• What is asked:
Find each line with "content" and copy it.

________________________

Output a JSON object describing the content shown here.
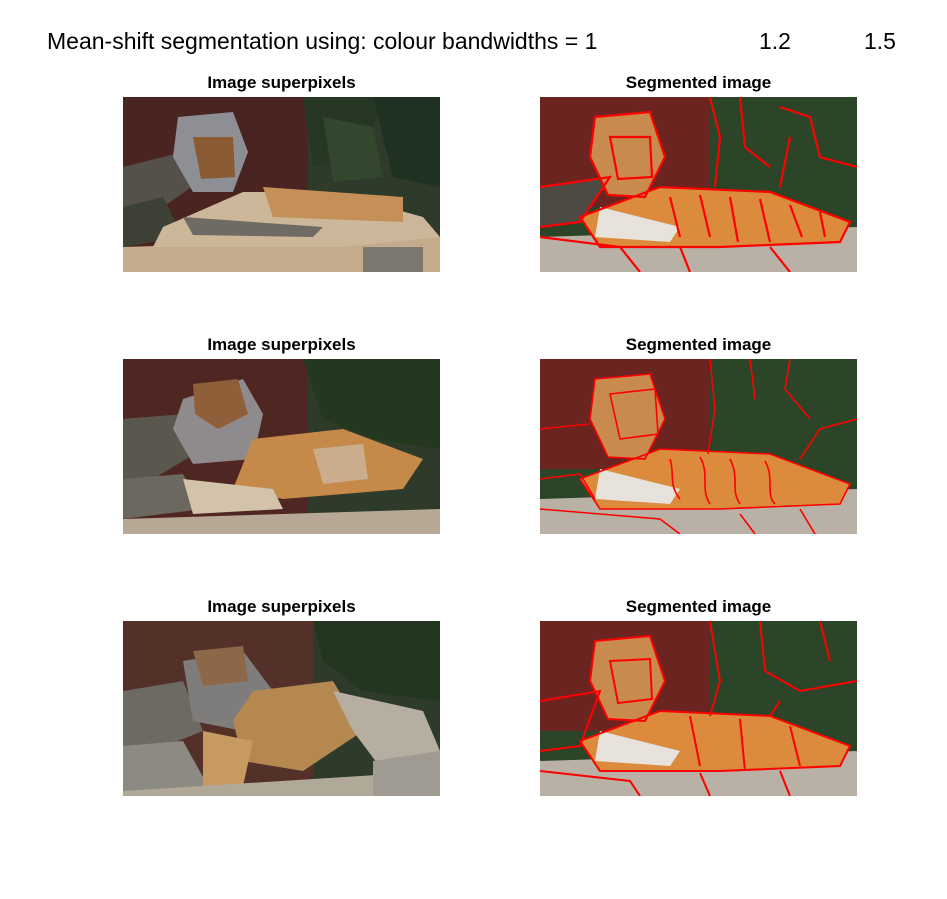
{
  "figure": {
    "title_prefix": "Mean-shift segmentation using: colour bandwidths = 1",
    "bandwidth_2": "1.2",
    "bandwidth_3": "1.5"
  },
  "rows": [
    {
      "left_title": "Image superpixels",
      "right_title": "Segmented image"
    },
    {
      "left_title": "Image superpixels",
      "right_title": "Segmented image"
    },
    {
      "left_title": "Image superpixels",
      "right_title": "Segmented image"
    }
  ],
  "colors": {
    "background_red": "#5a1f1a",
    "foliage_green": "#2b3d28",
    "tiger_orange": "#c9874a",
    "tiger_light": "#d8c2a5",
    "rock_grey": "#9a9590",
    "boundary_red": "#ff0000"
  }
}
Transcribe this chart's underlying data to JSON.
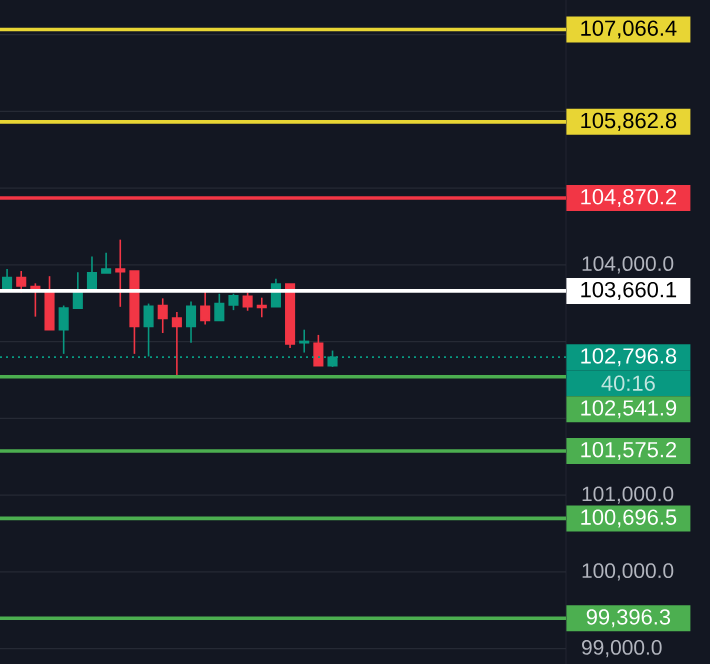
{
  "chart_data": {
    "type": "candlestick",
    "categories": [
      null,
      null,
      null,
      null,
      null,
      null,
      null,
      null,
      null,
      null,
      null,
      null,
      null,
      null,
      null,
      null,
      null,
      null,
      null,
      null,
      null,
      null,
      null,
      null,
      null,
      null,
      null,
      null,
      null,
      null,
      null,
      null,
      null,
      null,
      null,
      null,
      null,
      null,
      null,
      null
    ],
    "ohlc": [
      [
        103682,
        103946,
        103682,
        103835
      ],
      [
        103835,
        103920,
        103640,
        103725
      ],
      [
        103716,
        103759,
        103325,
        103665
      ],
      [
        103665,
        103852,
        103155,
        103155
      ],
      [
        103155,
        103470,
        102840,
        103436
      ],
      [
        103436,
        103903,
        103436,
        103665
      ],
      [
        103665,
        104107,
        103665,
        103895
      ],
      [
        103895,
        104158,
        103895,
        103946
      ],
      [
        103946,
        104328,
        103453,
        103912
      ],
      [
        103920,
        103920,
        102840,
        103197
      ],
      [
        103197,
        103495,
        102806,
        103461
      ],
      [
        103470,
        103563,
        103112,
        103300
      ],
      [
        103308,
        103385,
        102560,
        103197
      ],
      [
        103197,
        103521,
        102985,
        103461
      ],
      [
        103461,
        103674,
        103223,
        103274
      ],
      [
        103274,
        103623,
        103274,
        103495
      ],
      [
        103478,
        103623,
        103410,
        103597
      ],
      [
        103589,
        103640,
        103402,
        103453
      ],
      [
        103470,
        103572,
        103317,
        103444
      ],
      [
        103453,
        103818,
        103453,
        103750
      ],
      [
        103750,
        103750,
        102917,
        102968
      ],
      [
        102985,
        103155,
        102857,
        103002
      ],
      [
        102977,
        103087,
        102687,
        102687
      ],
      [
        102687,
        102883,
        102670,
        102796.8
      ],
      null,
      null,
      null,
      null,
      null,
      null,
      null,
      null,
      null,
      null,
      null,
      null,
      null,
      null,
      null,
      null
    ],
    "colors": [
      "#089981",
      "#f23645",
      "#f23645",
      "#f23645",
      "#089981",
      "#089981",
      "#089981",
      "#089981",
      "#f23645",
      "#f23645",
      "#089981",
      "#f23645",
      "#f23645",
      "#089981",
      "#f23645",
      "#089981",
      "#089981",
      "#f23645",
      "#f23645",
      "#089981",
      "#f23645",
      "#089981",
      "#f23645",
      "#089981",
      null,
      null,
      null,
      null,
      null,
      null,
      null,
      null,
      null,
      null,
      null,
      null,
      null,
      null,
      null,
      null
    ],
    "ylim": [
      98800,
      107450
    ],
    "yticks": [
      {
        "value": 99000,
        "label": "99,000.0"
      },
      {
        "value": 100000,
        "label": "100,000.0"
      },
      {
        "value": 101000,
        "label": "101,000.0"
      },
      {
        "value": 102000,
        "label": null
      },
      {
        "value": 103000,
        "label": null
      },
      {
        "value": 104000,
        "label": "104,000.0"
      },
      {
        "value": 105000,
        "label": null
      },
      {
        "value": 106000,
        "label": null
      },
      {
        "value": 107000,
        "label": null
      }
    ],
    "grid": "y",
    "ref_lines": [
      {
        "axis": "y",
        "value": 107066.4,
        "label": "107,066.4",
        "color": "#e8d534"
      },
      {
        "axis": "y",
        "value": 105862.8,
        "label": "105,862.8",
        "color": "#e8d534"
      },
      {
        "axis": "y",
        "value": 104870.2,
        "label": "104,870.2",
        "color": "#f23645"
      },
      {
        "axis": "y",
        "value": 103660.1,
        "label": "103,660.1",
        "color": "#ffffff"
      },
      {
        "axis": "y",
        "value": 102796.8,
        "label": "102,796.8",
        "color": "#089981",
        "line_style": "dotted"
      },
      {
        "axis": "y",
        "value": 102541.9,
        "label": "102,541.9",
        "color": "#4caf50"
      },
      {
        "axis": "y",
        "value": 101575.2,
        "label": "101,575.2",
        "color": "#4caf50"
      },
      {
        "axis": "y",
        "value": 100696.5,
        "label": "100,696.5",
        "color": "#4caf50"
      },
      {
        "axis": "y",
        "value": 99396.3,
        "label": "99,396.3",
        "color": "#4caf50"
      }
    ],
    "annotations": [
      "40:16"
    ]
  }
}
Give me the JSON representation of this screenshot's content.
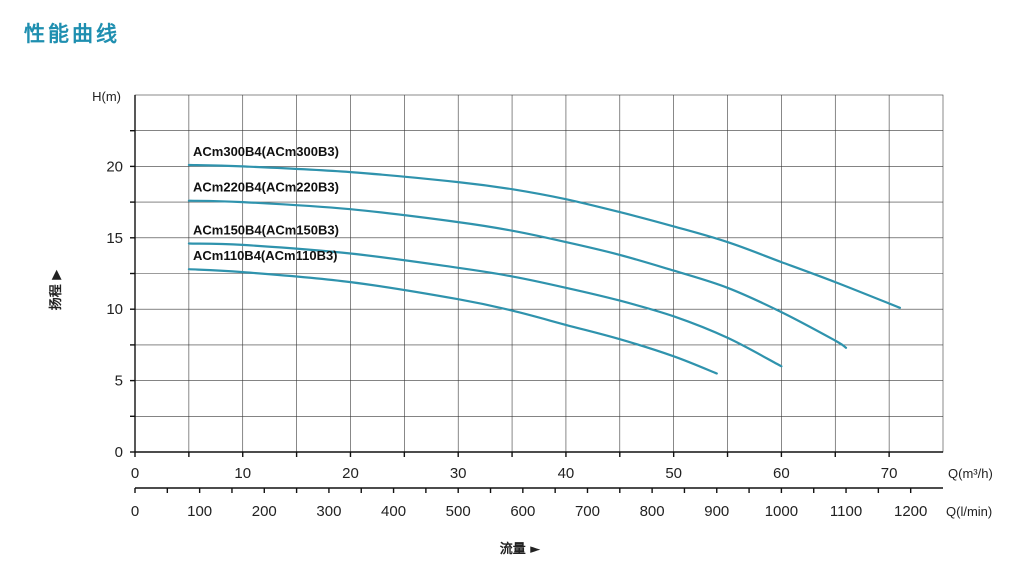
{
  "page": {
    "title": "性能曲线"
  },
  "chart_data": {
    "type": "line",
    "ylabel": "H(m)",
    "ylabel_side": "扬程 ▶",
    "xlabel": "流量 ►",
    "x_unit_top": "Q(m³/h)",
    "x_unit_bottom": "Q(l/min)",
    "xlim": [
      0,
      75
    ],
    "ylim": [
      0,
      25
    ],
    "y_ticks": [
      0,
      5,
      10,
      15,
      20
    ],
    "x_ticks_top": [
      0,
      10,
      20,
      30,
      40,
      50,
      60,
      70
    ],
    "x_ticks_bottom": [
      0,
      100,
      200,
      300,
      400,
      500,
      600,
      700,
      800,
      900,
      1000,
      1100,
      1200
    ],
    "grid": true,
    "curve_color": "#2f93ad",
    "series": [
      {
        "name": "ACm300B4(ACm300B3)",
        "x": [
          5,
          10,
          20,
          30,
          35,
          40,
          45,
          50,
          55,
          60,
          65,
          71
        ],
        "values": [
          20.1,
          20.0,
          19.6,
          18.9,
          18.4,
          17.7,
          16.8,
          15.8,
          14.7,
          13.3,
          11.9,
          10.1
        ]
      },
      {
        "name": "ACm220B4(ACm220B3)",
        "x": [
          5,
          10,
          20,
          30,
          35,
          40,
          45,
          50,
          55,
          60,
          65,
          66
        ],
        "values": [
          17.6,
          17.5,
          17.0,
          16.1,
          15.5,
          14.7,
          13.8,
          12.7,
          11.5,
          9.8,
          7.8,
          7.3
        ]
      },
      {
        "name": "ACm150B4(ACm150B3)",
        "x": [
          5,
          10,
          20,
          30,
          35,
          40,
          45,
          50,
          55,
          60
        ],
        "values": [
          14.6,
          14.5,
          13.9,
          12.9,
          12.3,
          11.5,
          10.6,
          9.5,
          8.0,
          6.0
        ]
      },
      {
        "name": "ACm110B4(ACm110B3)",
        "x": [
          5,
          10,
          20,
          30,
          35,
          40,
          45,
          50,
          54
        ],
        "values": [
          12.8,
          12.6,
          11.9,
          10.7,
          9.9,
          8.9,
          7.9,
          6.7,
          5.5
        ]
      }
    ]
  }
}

________________________

• Right answer:
Output a JSON object describing the content shown here.
Give me the JSON representation of this screenshot's content.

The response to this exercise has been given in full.